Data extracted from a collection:
━━━━━━

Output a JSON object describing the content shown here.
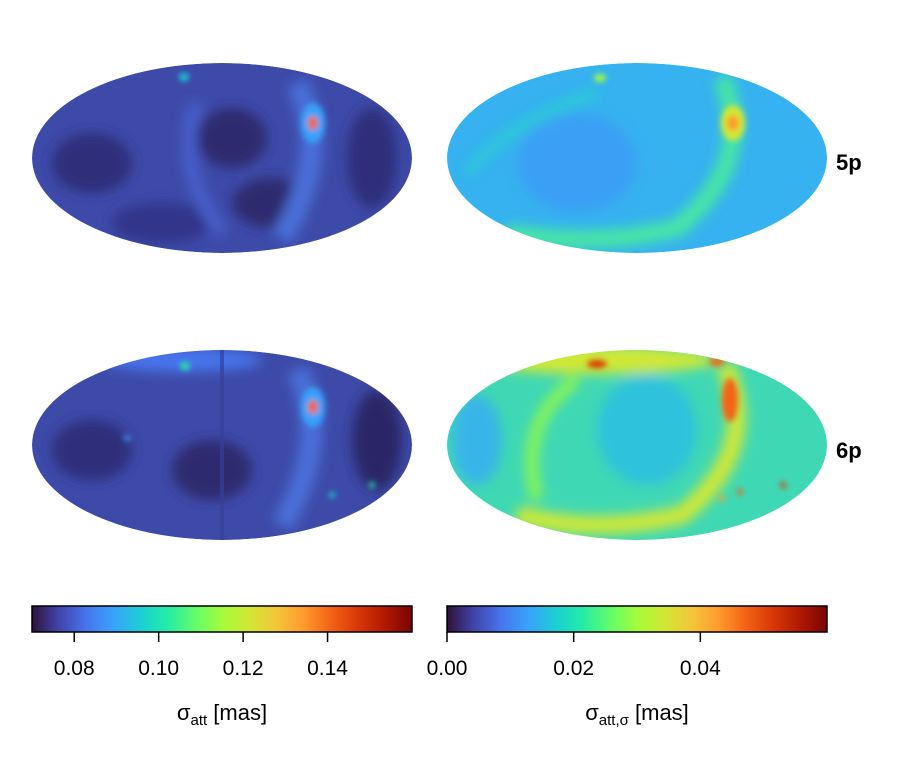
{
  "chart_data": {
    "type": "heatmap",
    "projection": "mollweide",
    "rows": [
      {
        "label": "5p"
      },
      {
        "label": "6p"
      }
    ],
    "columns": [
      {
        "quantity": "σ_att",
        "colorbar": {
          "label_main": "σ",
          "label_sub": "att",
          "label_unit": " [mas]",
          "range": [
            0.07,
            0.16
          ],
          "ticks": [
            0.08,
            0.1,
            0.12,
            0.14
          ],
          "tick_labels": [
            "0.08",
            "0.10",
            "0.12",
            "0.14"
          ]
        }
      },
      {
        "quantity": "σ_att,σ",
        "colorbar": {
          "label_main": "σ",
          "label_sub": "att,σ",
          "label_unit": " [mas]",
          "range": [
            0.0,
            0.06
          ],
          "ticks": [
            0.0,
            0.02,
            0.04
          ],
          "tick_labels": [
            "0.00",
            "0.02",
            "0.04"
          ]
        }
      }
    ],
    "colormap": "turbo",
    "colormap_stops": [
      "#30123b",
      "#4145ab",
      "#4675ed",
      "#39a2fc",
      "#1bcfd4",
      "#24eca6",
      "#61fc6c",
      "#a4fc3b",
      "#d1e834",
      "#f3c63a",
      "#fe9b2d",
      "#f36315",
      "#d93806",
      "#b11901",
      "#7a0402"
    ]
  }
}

━━━━━━

— What the exercise asks —
Reproduce all of the data exactly, omitting each picture it holds.

— The reply —
Output a JSON object describing the content shown here.
{
  "chart_data": {
    "type": "heatmap",
    "projection": "mollweide",
    "rows": [
      {
        "label": "5p"
      },
      {
        "label": "6p"
      }
    ],
    "columns": [
      {
        "quantity": "σ_att",
        "colorbar": {
          "label_main": "σ",
          "label_sub": "att",
          "label_unit": " [mas]",
          "range": [
            0.07,
            0.16
          ],
          "ticks": [
            0.08,
            0.1,
            0.12,
            0.14
          ],
          "tick_labels": [
            "0.08",
            "0.10",
            "0.12",
            "0.14"
          ]
        }
      },
      {
        "quantity": "σ_att,σ",
        "colorbar": {
          "label_main": "σ",
          "label_sub": "att,σ",
          "label_unit": " [mas]",
          "range": [
            0.0,
            0.06
          ],
          "ticks": [
            0.0,
            0.02,
            0.04
          ],
          "tick_labels": [
            "0.00",
            "0.02",
            "0.04"
          ]
        }
      }
    ],
    "colormap": "turbo",
    "colormap_stops": [
      "#30123b",
      "#4145ab",
      "#4675ed",
      "#39a2fc",
      "#1bcfd4",
      "#24eca6",
      "#61fc6c",
      "#a4fc3b",
      "#d1e834",
      "#f3c63a",
      "#fe9b2d",
      "#f36315",
      "#d93806",
      "#b11901",
      "#7a0402"
    ]
  }
}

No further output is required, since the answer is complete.